[[ Information given, beginning ]]

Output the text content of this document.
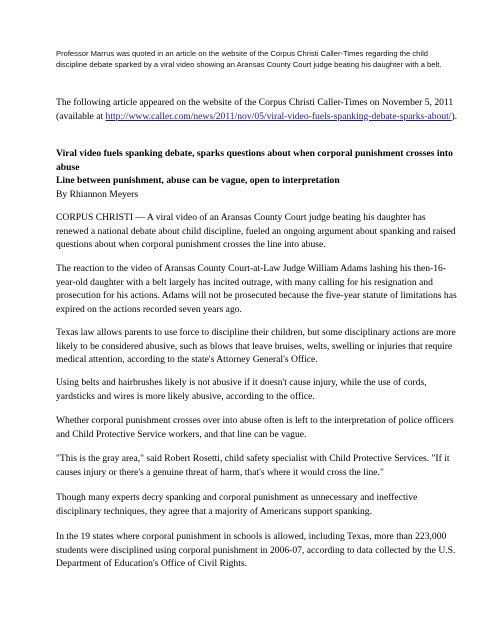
Professor Marrus was quoted in an article on the website of the Corpus Christi Caller-Times regarding the child discipline debate sparked by a viral video showing an Aransas County Court judge beating his daughter with a belt.
The following article appeared on the website of the Corpus Christi Caller-Times on November 5, 2011 (available at http://www.caller.com/news/2011/nov/05/viral-video-fuels-spanking-debate-sparks-about/).
Viral video fuels spanking debate, sparks questions about when corporal punishment crosses into abuse
Line between punishment, abuse can be vague, open to interpretation
By Rhiannon Meyers
CORPUS CHRISTI — A viral video of an Aransas County Court judge beating his daughter has renewed a national debate about child discipline, fueled an ongoing argument about spanking and raised questions about when corporal punishment crosses the line into abuse.
The reaction to the video of Aransas County Court-at-Law Judge William Adams lashing his then-16-year-old daughter with a belt largely has incited outrage, with many calling for his resignation and prosecution for his actions. Adams will not be prosecuted because the five-year statute of limitations has expired on the actions recorded seven years ago.
Texas law allows parents to use force to discipline their children, but some disciplinary actions are more likely to be considered abusive, such as blows that leave bruises, welts, swelling or injuries that require medical attention, according to the state's Attorney General's Office.
Using belts and hairbrushes likely is not abusive if it doesn't cause injury, while the use of cords, yardsticks and wires is more likely abusive, according to the office.
Whether corporal punishment crosses over into abuse often is left to the interpretation of police officers and Child Protective Service workers, and that line can be vague.
"This is the gray area," said Robert Rosetti, child safety specialist with Child Protective Services. "If it causes injury or there's a genuine threat of harm, that's where it would cross the line."
Though many experts decry spanking and corporal punishment as unnecessary and ineffective disciplinary techniques, they agree that a majority of Americans support spanking.
In the 19 states where corporal punishment in schools is allowed, including Texas, more than 223,000 students were disciplined using corporal punishment in 2006-07, according to data collected by the U.S. Department of Education's Office of Civil Rights.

[[ Information given, end ]]

For the records above, give every line again exactly and skip the pictures.

Output the text content of this document.
Professor Marrus was quoted in an article on the website of the Corpus Christi Caller-Times regarding the child discipline debate sparked by a viral video showing an Aransas County Court judge beating his daughter with a belt.
The following article appeared on the website of the Corpus Christi Caller-Times on November 5, 2011 (available at http://www.caller.com/news/2011/nov/05/viral-video-fuels-spanking-debate-sparks-about/).
Viral video fuels spanking debate, sparks questions about when corporal punishment crosses into abuse
Line between punishment, abuse can be vague, open to interpretation
By Rhiannon Meyers
CORPUS CHRISTI — A viral video of an Aransas County Court judge beating his daughter has renewed a national debate about child discipline, fueled an ongoing argument about spanking and raised questions about when corporal punishment crosses the line into abuse.
The reaction to the video of Aransas County Court-at-Law Judge William Adams lashing his then-16-year-old daughter with a belt largely has incited outrage, with many calling for his resignation and prosecution for his actions. Adams will not be prosecuted because the five-year statute of limitations has expired on the actions recorded seven years ago.
Texas law allows parents to use force to discipline their children, but some disciplinary actions are more likely to be considered abusive, such as blows that leave bruises, welts, swelling or injuries that require medical attention, according to the state's Attorney General's Office.
Using belts and hairbrushes likely is not abusive if it doesn't cause injury, while the use of cords, yardsticks and wires is more likely abusive, according to the office.
Whether corporal punishment crosses over into abuse often is left to the interpretation of police officers and Child Protective Service workers, and that line can be vague.
"This is the gray area," said Robert Rosetti, child safety specialist with Child Protective Services. "If it causes injury or there's a genuine threat of harm, that's where it would cross the line."
Though many experts decry spanking and corporal punishment as unnecessary and ineffective disciplinary techniques, they agree that a majority of Americans support spanking.
In the 19 states where corporal punishment in schools is allowed, including Texas, more than 223,000 students were disciplined using corporal punishment in 2006-07, according to data collected by the U.S. Department of Education's Office of Civil Rights.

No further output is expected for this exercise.